* Stated exercise *
Wherever the string "Mesh" occurs in a line of these records, report that line.

* Dataset extract *
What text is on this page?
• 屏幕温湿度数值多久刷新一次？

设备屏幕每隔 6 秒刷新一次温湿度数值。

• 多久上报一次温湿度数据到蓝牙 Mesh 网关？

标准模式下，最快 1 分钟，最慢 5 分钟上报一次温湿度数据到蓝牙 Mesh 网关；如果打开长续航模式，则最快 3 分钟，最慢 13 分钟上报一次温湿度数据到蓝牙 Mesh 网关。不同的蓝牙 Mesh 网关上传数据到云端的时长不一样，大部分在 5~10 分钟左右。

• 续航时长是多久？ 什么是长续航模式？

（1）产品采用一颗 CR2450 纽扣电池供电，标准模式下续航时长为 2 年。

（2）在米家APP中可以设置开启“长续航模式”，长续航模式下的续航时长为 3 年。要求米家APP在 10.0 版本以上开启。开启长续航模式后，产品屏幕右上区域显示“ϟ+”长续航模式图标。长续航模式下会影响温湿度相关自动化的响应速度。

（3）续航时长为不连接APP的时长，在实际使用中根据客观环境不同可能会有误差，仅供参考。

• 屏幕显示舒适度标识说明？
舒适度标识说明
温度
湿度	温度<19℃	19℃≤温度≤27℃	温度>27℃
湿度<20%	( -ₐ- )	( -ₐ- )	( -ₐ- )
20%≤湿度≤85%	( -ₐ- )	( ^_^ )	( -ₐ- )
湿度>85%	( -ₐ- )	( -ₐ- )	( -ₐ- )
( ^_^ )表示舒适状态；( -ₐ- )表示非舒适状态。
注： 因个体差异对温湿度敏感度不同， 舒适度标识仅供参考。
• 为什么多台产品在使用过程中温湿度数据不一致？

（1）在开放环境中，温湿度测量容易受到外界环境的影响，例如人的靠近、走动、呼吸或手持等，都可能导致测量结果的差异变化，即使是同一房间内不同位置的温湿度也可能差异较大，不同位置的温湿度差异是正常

* Output below *
• 多久上报一次温湿度数据到蓝牙 Mesh 网关？
标准模式下，最快 1 分钟，最慢 5 分钟上报一次温湿度数据到蓝牙 Mesh 网关；如果打开长续航模式，则最快 3 分钟，最慢 13 分钟上报一次温湿度数据到蓝牙 Mesh 网关。不同的蓝牙 Mesh 网关上传数据到云端的时长不一样，大部分在 5~10 分钟左右。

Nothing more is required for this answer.